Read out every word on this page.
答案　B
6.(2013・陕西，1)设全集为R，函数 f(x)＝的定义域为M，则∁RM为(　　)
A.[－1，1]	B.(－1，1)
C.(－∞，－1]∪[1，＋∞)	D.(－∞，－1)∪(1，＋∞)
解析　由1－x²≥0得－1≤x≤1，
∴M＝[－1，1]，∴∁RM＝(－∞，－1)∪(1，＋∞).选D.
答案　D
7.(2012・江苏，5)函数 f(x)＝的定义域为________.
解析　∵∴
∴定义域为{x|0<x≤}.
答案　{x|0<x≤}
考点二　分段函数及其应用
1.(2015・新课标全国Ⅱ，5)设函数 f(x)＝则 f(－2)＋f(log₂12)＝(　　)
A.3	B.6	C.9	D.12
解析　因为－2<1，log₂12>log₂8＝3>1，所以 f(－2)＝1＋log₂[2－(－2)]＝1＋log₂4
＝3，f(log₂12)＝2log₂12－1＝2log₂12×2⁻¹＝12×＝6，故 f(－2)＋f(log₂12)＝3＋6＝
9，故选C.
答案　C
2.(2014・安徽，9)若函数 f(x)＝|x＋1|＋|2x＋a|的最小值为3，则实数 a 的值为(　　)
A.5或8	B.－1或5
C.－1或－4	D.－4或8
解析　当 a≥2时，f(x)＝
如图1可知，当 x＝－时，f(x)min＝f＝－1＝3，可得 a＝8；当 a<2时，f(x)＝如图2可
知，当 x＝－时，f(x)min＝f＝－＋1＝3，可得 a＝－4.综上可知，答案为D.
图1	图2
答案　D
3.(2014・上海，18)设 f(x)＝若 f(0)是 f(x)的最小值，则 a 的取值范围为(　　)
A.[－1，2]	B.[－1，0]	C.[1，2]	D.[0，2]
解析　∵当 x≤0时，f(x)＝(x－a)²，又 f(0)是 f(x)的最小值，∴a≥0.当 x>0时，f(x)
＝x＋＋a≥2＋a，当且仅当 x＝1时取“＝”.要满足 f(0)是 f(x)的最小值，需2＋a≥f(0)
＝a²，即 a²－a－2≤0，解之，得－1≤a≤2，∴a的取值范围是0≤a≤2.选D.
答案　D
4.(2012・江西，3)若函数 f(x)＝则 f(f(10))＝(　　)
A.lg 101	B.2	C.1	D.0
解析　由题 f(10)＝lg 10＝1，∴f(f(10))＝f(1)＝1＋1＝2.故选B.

## WHAT YOU NEED TO DO
Copy the entries above exactly, leaving none out.

## FULL OUTPUT
Read out every word on this page.
答案　B
6.(2013・陕西，1)设全集为R，函数 f(x)＝的定义域为M，则∁RM为(　　)
A.[－1，1]	B.(－1，1)
C.(－∞，－1]∪[1，＋∞)	D.(－∞，－1)∪(1，＋∞)
解析　由1－x²≥0得－1≤x≤1，
∴M＝[－1，1]，∴∁RM＝(－∞，－1)∪(1，＋∞).选D.
答案　D
7.(2012・江苏，5)函数 f(x)＝的定义域为________.
解析　∵∴
∴定义域为{x|0<x≤}.
答案　{x|0<x≤}
考点二　分段函数及其应用
1.(2015・新课标全国Ⅱ，5)设函数 f(x)＝则 f(－2)＋f(log₂12)＝(　　)
A.3	B.6	C.9	D.12
解析　因为－2<1，log₂12>log₂8＝3>1，所以 f(－2)＝1＋log₂[2－(－2)]＝1＋log₂4
＝3，f(log₂12)＝2log₂12－1＝2log₂12×2⁻¹＝12×＝6，故 f(－2)＋f(log₂12)＝3＋6＝
9，故选C.
答案　C
2.(2014・安徽，9)若函数 f(x)＝|x＋1|＋|2x＋a|的最小值为3，则实数 a 的值为(　　)
A.5或8	B.－1或5
C.－1或－4	D.－4或8
解析　当 a≥2时，f(x)＝
如图1可知，当 x＝－时，f(x)min＝f＝－1＝3，可得 a＝8；当 a<2时，f(x)＝如图2可
知，当 x＝－时，f(x)min＝f＝－＋1＝3，可得 a＝－4.综上可知，答案为D.
图1	图2
答案　D
3.(2014・上海，18)设 f(x)＝若 f(0)是 f(x)的最小值，则 a 的取值范围为(　　)
A.[－1，2]	B.[－1，0]	C.[1，2]	D.[0，2]
解析　∵当 x≤0时，f(x)＝(x－a)²，又 f(0)是 f(x)的最小值，∴a≥0.当 x>0时，f(x)
＝x＋＋a≥2＋a，当且仅当 x＝1时取“＝”.要满足 f(0)是 f(x)的最小值，需2＋a≥f(0)
＝a²，即 a²－a－2≤0，解之，得－1≤a≤2，∴a的取值范围是0≤a≤2.选D.
答案　D
4.(2012・江西，3)若函数 f(x)＝则 f(f(10))＝(　　)
A.lg 101	B.2	C.1	D.0
解析　由题 f(10)＝lg 10＝1，∴f(f(10))＝f(1)＝1＋1＝2.故选B.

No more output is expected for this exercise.